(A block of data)
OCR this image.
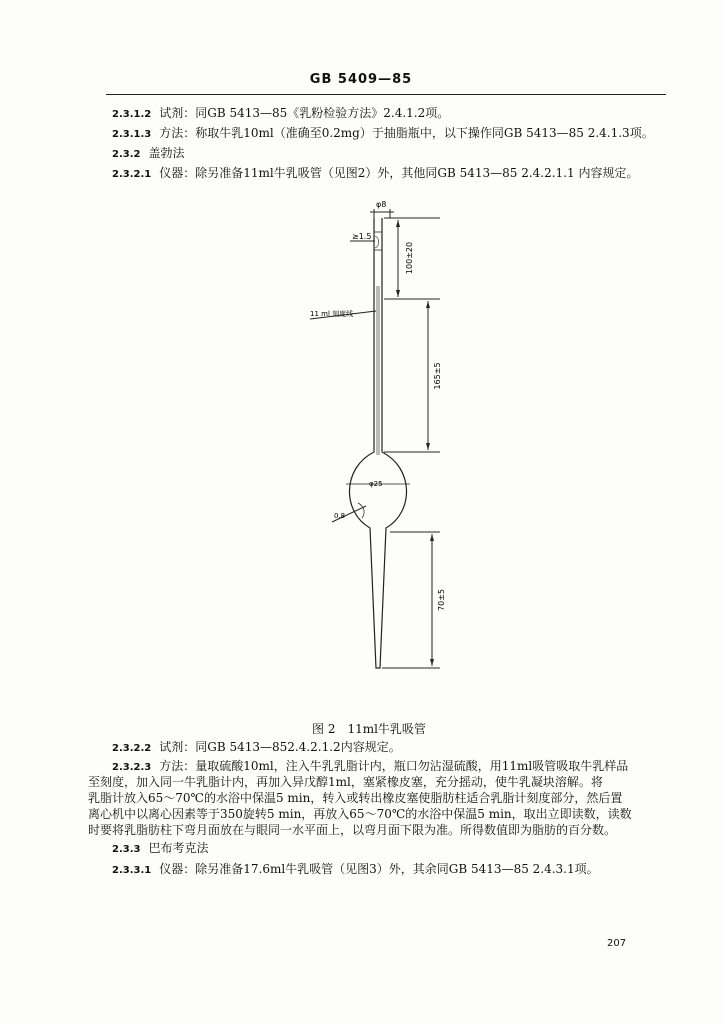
GB 5409—85
2.3.1.2 试剂：同GB 5413—85《乳粉检验方法》2.4.1.2项。
2.3.1.3 方法：称取牛乳10ml（准确至0.2mg）于抽脂瓶中，以下操作同GB 5413—85 2.4.1.3项。
2.3.2 盖勃法
2.3.2.1 仪器：除另准备11ml牛乳吸管（见图2）外，其他同GB 5413—85 2.4.2.1.1 内容规定。
φ8
≥1.5
11 ml 刻度线
φ25
0.8
100±20
165±5
70±5
图 2　11ml牛乳吸管
2.3.2.2 试剂：同GB 5413—852.4.2.1.2内容规定。
2.3.2.3 方法：量取硫酸10ml，注入牛乳乳脂计内，瓶口勿沾湿硫酸，用11ml吸管吸取牛乳样品
至刻度，加入同一牛乳脂计内，再加入异戊醇1ml，塞紧橡皮塞，充分摇动，使牛乳凝块溶解。将
乳脂计放入65～70℃的水浴中保温5 min，转入或转出橡皮塞使脂肪柱适合乳脂计刻度部分，然后置
离心机中以离心因素等于350旋转5 min，再放入65～70℃的水浴中保温5 min，取出立即读数，读数
时要将乳脂肪柱下弯月面放在与眼同一水平面上，以弯月面下限为准。所得数值即为脂肪的百分数。
2.3.3 巴布考克法
2.3.3.1 仪器：除另准备17.6ml牛乳吸管（见图3）外，其余同GB 5413—85 2.4.3.1项。
207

# [Aim of the exercise]
Leave the pictures out and write out every entry exactly as given.

# [Result of this exercise]
OCR this image.
GB 5409—85
2.3.1.2 试剂：同GB 5413—85《乳粉检验方法》2.4.1.2项。
2.3.1.3 方法：称取牛乳10ml（准确至0.2mg）于抽脂瓶中，以下操作同GB 5413—85 2.4.1.3项。
2.3.2 盖勃法
2.3.2.1 仪器：除另准备11ml牛乳吸管（见图2）外，其他同GB 5413—85 2.4.2.1.1 内容规定。
φ8
≥1.5
11 ml 刻度线
φ25
0.8
100±20
165±5
70±5
图 2　11ml牛乳吸管
2.3.2.2 试剂：同GB 5413—852.4.2.1.2内容规定。
2.3.2.3 方法：量取硫酸10ml，注入牛乳乳脂计内，瓶口勿沾湿硫酸，用11ml吸管吸取牛乳样品
至刻度，加入同一牛乳脂计内，再加入异戊醇1ml，塞紧橡皮塞，充分摇动，使牛乳凝块溶解。将
乳脂计放入65～70℃的水浴中保温5 min，转入或转出橡皮塞使脂肪柱适合乳脂计刻度部分，然后置
离心机中以离心因素等于350旋转5 min，再放入65～70℃的水浴中保温5 min，取出立即读数，读数
时要将乳脂肪柱下弯月面放在与眼同一水平面上，以弯月面下限为准。所得数值即为脂肪的百分数。
2.3.3 巴布考克法
2.3.3.1 仪器：除另准备17.6ml牛乳吸管（见图3）外，其余同GB 5413—85 2.4.3.1项。
207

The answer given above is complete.